▸ What you are asked to do
Please put the material into a JSON list of strings, one string per line, from its first line up to and including the line with "0, 416, 43]", leaving out any blank lines.

──────── Extracted records

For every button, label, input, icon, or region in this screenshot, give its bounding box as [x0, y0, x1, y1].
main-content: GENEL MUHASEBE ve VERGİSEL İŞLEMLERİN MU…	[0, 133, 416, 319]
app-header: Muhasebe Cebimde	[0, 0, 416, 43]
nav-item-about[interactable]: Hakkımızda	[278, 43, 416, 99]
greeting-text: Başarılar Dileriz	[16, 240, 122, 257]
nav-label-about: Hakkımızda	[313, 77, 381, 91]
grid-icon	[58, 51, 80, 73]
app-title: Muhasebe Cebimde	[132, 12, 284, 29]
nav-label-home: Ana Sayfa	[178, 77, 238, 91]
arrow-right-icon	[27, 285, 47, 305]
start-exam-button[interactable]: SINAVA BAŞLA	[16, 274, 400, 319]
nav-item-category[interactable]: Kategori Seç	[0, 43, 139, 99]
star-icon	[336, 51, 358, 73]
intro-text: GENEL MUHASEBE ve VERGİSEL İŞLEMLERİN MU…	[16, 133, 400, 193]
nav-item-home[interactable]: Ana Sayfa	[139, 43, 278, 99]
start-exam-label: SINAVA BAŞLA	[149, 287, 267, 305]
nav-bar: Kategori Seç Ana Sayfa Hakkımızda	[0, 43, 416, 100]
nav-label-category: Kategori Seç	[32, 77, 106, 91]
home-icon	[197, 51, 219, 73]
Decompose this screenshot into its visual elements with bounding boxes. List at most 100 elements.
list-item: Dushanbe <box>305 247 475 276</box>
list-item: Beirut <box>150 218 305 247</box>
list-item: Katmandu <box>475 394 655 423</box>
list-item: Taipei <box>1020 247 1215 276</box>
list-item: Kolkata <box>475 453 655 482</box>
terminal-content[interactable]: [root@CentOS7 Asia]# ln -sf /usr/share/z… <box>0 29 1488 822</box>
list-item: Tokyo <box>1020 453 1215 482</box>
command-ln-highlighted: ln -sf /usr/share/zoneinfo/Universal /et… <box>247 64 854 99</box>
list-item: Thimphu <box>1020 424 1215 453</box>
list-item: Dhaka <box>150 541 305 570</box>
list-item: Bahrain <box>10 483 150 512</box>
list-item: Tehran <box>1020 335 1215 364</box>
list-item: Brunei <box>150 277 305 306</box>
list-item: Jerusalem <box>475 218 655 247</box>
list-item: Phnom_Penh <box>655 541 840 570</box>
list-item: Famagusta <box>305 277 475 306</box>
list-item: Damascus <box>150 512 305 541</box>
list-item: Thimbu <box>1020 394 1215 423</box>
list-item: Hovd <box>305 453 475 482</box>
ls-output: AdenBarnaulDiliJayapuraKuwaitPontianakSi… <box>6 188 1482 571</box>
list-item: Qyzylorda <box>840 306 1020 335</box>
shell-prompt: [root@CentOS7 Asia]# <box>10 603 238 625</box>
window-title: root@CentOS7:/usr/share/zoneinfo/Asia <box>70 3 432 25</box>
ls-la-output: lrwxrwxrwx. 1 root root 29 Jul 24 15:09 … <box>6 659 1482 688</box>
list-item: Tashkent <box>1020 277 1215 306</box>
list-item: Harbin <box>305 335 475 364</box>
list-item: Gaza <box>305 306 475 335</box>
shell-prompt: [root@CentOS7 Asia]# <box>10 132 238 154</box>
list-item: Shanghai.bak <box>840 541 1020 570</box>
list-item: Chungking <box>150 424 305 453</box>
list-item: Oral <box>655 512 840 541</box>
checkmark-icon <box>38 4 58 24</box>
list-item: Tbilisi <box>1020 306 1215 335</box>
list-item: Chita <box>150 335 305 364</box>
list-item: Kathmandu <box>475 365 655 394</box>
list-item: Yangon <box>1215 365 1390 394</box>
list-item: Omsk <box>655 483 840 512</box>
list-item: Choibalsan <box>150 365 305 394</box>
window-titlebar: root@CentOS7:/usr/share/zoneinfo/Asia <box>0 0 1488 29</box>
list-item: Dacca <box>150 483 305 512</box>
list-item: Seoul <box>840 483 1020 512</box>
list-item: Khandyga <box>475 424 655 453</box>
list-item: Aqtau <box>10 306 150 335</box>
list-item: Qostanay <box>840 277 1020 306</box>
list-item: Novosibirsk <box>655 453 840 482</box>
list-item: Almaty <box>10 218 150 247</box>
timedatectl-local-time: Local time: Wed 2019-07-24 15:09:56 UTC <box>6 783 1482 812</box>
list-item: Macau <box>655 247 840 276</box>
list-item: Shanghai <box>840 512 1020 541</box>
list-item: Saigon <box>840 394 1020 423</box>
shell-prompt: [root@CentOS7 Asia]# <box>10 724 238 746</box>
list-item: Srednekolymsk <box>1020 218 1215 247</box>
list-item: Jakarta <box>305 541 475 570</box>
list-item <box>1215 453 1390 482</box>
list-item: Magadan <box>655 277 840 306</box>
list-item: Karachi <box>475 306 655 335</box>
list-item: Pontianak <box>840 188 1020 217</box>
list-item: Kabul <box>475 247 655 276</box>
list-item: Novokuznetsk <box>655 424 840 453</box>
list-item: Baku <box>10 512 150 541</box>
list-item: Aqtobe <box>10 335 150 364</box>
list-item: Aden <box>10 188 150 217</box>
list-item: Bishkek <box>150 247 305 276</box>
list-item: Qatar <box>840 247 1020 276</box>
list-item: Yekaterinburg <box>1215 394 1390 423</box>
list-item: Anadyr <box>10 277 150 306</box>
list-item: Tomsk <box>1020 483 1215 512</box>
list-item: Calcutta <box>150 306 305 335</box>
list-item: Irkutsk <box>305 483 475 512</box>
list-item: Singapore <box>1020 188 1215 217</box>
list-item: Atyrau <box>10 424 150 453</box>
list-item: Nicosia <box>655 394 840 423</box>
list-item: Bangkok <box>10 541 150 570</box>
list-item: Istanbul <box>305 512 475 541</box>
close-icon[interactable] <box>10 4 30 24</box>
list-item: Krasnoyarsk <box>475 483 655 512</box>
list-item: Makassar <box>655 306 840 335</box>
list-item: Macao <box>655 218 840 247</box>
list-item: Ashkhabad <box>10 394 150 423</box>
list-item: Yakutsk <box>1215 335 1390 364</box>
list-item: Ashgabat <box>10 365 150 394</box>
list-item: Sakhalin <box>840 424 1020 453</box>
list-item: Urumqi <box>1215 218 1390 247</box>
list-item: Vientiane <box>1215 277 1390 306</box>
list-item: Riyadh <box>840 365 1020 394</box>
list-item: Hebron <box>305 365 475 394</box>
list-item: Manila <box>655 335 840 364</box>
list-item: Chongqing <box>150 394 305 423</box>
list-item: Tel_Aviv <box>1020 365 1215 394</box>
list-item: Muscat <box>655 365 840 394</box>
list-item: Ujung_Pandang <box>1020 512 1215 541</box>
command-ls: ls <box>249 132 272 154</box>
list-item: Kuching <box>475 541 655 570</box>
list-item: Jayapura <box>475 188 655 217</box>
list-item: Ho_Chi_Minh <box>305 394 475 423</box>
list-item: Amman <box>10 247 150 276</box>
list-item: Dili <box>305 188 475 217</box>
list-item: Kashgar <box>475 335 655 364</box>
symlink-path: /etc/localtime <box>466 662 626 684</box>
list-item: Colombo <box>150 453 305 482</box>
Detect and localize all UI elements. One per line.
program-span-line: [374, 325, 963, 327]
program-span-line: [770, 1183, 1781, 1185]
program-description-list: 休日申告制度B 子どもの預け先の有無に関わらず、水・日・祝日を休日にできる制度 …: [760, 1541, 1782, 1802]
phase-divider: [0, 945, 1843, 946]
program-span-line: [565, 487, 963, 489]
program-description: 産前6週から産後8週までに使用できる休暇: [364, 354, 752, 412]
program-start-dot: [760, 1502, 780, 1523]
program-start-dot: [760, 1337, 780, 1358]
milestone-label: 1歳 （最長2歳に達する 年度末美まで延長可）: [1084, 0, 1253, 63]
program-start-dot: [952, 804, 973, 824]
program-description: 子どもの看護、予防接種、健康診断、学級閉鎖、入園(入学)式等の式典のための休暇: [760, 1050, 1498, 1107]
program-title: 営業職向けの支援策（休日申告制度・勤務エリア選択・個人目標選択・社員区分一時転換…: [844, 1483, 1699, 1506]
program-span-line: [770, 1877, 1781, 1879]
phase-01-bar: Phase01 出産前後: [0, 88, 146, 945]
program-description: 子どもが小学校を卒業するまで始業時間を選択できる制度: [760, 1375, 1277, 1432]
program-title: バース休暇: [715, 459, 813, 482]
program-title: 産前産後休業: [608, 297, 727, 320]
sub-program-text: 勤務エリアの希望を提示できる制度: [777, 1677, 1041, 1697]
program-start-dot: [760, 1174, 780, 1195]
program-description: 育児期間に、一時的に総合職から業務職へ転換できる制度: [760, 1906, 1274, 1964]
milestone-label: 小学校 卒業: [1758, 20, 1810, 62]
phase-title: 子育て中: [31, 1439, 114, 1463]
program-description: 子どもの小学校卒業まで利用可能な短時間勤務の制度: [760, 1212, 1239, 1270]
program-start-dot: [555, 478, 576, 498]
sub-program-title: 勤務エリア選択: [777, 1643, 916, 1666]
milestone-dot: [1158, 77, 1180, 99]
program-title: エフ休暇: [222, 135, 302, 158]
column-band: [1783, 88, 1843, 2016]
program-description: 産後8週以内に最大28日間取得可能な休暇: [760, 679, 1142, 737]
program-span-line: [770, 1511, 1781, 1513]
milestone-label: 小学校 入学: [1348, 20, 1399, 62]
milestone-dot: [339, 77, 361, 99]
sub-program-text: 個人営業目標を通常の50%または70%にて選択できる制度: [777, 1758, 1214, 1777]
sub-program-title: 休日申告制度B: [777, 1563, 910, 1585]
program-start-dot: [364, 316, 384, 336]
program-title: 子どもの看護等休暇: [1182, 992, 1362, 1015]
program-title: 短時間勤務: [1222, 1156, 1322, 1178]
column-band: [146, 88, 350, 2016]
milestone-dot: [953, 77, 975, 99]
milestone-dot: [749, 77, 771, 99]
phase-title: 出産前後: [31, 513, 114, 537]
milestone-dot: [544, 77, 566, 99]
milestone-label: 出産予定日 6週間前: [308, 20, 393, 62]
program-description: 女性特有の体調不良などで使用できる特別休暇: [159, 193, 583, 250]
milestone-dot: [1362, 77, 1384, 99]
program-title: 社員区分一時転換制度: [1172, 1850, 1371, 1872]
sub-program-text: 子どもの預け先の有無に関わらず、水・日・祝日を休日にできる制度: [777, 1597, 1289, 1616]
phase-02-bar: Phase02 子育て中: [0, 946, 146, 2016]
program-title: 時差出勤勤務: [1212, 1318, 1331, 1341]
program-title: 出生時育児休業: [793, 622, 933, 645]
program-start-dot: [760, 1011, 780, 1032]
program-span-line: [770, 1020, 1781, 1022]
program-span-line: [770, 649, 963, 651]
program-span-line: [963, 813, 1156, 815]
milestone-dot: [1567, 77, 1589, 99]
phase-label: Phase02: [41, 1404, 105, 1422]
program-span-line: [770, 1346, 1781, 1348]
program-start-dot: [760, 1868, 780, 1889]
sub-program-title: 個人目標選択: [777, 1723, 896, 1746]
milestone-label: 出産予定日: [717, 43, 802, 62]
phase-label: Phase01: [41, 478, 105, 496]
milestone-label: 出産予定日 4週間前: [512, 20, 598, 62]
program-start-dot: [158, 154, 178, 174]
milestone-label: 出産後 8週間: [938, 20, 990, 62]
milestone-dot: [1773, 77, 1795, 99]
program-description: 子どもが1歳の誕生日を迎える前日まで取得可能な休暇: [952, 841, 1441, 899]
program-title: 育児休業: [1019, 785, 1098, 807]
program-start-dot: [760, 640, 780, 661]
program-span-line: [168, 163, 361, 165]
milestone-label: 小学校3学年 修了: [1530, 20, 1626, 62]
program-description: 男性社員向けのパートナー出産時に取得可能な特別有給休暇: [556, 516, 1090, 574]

────────────────

▸ Answer to the task
[
  "For every button, label, input, icon, or region in this screenshot, give its bounding box as [x0, y0, x1, y1].",
  "main-content: GENEL MUHASEBE ve VERGİSEL İŞLEMLERİN MU…\t[0, 133, 416, 319]",
  "app-header: Muhasebe Cebimde\t[0, 0, 416, 43]"
]